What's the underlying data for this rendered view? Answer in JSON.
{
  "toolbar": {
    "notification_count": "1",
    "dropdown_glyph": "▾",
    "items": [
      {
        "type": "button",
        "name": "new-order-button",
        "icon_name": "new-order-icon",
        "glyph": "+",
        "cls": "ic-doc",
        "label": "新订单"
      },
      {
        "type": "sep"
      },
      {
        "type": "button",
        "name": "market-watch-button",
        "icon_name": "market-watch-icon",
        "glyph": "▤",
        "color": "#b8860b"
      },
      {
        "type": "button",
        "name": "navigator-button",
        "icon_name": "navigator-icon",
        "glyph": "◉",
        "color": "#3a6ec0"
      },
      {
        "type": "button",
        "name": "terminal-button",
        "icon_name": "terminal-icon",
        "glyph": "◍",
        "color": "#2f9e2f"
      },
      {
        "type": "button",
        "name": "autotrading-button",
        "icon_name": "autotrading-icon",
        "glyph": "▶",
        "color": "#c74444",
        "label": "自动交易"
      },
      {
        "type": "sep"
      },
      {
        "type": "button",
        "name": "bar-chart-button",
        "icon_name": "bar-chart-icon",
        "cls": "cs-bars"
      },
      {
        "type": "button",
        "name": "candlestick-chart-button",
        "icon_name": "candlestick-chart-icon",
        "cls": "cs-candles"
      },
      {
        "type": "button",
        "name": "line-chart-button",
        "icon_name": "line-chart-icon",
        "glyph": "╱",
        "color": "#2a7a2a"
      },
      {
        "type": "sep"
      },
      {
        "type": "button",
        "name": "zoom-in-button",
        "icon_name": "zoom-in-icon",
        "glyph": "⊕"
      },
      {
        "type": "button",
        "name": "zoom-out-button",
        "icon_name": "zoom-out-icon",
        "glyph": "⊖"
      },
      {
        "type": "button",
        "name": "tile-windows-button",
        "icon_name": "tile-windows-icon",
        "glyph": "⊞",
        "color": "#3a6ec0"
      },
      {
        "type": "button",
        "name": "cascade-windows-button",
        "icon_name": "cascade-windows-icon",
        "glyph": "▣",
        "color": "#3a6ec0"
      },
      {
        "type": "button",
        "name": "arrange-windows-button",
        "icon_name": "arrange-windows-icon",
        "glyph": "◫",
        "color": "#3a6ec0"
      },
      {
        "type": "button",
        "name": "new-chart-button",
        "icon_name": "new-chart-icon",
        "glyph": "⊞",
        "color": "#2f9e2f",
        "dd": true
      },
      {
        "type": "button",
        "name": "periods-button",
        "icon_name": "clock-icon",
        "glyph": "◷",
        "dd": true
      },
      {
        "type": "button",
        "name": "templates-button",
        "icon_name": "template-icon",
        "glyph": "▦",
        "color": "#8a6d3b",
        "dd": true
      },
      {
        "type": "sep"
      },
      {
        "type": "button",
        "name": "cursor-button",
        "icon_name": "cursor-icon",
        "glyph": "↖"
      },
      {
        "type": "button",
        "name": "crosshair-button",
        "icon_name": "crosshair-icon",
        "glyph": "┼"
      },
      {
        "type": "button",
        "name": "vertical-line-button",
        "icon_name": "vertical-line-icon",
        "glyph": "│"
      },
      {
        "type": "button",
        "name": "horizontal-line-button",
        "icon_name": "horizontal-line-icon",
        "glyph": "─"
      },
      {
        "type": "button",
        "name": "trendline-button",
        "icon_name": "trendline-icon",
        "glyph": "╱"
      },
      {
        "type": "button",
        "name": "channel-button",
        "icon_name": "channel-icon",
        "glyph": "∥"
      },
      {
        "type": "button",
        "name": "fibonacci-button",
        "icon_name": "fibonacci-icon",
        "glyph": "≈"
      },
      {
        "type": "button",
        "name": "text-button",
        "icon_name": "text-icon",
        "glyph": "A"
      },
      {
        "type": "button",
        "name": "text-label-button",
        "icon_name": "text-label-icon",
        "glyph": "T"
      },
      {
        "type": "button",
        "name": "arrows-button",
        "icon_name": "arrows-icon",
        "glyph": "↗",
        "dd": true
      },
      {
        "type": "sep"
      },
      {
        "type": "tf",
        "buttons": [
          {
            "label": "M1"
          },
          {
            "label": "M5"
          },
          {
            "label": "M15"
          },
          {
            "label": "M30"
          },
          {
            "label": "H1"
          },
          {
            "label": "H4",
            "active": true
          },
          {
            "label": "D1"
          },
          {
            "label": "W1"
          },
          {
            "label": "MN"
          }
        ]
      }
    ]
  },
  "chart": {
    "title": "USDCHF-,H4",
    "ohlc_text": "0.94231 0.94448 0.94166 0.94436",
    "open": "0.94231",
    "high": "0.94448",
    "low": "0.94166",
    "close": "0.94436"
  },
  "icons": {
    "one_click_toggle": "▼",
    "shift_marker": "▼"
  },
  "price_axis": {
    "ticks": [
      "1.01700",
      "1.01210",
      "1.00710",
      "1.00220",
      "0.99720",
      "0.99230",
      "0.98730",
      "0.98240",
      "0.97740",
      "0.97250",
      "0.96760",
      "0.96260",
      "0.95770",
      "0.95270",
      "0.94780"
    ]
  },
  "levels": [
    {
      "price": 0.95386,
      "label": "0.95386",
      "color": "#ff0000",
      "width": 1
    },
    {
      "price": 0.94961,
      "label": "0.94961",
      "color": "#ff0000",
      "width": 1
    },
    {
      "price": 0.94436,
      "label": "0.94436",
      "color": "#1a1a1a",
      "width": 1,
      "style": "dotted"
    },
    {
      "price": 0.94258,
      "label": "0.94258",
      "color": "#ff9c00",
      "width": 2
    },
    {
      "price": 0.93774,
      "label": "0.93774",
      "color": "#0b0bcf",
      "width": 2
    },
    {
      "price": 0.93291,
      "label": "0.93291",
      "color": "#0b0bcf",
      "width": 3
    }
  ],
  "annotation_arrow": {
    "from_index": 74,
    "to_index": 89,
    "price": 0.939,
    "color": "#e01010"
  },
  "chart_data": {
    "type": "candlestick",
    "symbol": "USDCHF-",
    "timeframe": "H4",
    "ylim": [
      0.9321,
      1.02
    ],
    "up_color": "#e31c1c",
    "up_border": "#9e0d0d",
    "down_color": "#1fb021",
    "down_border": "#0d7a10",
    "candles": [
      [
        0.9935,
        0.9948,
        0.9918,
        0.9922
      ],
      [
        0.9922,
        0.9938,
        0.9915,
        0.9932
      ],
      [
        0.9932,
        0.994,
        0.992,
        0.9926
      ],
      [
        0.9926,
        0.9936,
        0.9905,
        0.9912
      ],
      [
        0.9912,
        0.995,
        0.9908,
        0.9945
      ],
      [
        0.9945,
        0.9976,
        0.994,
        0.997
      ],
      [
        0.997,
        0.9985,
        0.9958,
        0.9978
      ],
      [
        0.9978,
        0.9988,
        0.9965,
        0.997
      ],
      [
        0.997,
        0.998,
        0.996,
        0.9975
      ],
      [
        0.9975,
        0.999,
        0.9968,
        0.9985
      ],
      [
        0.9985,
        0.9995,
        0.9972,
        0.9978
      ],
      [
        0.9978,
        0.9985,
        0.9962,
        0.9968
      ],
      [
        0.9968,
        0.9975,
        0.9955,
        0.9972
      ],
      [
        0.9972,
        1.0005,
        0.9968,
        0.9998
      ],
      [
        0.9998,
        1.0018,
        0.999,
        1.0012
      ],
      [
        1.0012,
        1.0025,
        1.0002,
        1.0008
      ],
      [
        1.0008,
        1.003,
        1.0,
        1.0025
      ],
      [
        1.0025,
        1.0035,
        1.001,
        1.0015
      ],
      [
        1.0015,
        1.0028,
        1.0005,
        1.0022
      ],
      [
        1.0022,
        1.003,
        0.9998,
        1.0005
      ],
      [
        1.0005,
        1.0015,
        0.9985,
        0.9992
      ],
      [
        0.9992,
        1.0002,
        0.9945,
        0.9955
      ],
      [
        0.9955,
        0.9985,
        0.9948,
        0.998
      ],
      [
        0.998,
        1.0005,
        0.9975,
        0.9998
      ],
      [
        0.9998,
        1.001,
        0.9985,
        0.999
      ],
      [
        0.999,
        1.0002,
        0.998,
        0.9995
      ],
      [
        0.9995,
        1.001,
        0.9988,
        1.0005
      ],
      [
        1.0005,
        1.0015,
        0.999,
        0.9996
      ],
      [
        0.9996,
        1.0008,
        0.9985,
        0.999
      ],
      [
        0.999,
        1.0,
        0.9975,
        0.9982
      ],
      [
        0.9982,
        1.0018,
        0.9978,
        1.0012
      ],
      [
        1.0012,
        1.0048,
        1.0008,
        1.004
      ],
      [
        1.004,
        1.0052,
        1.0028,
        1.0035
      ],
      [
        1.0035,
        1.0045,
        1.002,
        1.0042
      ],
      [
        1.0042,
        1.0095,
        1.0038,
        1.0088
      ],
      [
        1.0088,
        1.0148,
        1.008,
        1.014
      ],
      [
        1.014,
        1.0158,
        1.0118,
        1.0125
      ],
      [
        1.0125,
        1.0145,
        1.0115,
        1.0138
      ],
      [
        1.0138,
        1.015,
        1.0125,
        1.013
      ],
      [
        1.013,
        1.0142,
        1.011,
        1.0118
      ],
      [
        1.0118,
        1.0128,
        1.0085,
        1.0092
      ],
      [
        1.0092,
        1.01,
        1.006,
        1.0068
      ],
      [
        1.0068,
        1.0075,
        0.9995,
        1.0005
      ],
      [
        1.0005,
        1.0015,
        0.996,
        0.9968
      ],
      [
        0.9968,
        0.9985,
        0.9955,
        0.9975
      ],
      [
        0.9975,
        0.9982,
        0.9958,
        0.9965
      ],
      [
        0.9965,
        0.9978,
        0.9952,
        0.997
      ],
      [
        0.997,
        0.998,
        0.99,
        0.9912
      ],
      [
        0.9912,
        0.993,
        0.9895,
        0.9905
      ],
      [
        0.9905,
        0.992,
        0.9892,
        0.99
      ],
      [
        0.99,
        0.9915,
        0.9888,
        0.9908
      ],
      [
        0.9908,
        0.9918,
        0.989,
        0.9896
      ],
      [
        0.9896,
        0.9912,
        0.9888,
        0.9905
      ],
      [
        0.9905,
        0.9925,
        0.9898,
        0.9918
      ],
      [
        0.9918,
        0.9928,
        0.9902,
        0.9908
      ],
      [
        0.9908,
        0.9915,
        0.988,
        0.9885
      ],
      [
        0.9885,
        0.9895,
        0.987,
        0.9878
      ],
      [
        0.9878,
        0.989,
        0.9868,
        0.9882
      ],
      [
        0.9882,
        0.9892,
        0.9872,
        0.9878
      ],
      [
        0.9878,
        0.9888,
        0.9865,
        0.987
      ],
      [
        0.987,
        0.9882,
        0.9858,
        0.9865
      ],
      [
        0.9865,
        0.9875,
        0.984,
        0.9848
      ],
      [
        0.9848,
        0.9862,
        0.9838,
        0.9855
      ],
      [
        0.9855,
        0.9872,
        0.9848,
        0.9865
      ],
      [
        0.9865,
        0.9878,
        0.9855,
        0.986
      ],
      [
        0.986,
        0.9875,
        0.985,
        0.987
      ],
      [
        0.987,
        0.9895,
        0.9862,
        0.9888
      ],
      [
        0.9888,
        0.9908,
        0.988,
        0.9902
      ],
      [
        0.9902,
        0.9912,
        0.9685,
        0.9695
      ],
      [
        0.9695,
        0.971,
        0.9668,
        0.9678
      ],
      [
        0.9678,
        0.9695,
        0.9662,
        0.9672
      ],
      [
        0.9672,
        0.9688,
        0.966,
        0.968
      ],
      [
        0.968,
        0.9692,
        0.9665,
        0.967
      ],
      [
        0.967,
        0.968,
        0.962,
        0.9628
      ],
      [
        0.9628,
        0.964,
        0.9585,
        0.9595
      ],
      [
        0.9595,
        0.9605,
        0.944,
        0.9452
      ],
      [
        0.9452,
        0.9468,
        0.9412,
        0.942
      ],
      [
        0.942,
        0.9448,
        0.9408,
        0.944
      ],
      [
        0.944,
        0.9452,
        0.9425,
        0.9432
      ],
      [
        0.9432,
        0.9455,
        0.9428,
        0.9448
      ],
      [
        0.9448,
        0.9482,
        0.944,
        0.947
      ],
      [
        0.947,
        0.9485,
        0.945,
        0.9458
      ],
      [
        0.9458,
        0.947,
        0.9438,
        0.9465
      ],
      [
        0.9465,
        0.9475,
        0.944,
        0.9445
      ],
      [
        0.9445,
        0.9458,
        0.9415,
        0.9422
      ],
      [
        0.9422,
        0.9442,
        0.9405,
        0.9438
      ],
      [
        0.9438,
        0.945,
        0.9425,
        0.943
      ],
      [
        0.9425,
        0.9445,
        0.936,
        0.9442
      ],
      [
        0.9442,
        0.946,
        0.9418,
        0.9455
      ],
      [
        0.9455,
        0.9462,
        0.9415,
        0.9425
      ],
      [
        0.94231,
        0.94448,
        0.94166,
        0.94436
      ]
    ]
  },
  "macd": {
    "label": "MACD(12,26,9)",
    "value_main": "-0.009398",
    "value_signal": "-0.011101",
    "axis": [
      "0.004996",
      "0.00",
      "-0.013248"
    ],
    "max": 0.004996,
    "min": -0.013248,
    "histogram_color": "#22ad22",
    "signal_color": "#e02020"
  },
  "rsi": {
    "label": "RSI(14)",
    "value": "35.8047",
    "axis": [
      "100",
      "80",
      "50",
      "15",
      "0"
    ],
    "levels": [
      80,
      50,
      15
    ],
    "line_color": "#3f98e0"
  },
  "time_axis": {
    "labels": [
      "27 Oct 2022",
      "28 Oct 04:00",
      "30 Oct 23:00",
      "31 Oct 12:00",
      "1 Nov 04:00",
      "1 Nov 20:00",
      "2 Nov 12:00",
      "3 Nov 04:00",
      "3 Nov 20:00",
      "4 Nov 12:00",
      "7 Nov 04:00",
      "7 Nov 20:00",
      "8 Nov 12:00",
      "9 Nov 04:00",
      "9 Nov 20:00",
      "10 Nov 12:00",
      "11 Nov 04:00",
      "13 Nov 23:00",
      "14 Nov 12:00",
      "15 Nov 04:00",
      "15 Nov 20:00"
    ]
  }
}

**Task brief:**
Which lines hold the word "horizontal"? Copy all of them.

**Answer:**
        "name": "horizontal-line-button",
        "icon_name": "horizontal-line-icon",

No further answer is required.